[Records from a data source]
-*-*-

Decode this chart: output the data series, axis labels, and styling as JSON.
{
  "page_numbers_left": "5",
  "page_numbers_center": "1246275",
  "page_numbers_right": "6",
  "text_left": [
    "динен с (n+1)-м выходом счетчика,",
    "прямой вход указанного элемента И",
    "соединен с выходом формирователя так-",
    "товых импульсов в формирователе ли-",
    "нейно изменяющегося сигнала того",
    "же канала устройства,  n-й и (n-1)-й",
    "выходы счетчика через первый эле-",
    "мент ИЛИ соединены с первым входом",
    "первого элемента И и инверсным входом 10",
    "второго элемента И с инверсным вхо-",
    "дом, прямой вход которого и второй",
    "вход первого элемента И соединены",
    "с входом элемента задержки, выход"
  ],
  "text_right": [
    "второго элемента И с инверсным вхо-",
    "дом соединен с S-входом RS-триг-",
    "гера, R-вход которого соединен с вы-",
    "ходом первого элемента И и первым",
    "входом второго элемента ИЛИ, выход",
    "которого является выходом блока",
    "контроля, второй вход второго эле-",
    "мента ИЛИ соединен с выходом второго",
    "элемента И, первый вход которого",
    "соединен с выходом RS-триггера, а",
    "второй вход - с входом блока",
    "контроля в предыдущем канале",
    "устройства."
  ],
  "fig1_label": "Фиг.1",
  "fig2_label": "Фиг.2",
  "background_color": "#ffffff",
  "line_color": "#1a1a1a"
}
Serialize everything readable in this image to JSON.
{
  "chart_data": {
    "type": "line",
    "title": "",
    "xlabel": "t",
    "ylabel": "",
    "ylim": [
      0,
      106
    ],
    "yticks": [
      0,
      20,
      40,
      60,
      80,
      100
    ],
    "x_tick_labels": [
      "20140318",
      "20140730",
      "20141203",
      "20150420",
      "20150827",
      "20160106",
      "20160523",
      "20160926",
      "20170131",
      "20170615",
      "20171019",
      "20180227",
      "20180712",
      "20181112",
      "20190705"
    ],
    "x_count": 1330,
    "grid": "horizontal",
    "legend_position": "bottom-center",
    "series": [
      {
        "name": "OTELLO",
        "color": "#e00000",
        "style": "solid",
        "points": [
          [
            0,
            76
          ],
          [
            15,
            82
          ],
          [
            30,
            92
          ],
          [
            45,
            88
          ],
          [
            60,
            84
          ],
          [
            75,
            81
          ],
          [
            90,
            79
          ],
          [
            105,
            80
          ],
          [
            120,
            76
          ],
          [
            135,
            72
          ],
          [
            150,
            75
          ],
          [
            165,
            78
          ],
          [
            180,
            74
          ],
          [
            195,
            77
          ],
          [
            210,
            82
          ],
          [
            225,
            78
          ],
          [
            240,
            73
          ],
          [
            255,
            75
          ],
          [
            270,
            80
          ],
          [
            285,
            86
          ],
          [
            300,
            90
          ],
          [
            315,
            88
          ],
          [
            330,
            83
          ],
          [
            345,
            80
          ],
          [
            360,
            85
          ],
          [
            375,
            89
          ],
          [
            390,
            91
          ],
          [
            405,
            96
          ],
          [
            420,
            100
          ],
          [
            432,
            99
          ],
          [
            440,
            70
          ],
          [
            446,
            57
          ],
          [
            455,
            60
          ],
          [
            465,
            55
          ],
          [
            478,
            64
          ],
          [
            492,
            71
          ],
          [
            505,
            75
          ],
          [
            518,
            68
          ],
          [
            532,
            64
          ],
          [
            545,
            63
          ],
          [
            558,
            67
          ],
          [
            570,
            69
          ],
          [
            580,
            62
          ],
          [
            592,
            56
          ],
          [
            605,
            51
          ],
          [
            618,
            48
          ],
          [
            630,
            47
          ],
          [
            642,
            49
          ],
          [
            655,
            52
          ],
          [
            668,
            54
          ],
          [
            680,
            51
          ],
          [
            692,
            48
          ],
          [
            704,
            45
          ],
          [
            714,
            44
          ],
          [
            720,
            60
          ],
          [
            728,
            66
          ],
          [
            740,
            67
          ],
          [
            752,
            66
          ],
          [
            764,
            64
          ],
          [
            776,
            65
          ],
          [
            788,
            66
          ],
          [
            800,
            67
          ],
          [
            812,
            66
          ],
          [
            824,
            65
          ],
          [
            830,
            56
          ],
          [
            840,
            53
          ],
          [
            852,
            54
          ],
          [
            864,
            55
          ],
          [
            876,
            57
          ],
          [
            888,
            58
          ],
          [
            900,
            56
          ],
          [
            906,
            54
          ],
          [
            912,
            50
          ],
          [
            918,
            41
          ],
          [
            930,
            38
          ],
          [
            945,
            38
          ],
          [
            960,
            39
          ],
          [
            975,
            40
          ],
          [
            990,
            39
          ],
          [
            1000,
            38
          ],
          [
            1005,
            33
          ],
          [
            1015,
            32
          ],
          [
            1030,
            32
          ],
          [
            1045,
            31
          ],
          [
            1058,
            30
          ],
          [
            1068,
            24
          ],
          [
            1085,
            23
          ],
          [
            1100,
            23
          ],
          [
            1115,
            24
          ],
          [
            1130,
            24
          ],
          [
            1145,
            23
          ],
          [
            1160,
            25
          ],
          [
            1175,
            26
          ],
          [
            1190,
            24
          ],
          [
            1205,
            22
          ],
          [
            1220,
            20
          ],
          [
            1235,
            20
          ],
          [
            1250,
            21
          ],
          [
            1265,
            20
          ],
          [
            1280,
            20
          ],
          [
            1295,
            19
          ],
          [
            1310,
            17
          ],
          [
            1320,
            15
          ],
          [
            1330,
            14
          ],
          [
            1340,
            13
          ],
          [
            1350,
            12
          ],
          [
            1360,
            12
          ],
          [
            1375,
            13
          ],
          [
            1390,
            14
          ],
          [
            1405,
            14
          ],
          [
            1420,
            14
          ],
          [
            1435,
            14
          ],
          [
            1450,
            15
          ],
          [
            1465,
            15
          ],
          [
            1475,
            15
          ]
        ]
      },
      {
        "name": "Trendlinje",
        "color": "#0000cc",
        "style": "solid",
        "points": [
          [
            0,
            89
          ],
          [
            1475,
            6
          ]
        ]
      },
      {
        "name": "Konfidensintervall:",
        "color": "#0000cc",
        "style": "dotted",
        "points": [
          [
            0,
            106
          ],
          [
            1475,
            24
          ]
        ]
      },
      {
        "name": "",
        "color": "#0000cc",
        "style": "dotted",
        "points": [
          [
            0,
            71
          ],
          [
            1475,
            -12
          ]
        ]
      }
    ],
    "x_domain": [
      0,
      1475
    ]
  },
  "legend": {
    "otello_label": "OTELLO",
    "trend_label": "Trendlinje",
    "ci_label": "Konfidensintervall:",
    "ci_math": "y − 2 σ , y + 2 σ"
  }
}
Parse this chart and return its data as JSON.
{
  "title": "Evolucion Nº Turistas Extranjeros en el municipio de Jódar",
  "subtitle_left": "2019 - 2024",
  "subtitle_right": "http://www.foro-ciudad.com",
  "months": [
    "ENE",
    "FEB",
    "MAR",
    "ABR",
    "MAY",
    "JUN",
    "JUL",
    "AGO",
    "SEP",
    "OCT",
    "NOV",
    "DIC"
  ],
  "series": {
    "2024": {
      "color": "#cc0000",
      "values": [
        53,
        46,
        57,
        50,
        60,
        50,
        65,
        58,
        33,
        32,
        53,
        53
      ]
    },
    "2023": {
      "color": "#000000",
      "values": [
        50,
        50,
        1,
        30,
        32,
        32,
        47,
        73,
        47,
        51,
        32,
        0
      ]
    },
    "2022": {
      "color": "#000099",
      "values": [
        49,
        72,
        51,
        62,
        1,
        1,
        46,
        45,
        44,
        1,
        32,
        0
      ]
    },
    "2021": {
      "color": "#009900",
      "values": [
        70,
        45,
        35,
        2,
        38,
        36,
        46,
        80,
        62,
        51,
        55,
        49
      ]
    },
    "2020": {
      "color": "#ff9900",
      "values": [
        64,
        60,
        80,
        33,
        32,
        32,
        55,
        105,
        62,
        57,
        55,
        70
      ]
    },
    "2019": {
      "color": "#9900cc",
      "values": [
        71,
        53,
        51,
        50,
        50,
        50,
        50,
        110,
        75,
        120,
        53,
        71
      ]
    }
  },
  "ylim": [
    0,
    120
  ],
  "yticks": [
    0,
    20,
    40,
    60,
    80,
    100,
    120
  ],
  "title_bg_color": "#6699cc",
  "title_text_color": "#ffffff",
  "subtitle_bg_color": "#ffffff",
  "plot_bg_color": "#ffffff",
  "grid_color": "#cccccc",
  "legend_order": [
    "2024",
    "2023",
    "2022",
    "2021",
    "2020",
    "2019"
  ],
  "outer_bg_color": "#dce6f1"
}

-*-*-

GOAL: Extract each line from the listing that holds the word "JSON".

OUTPUT OF THE TASK:
Decode this chart: output the data series, axis labels, and styling as JSON.
Serialize everything readable in this image to JSON.
Parse this chart and return its data as JSON.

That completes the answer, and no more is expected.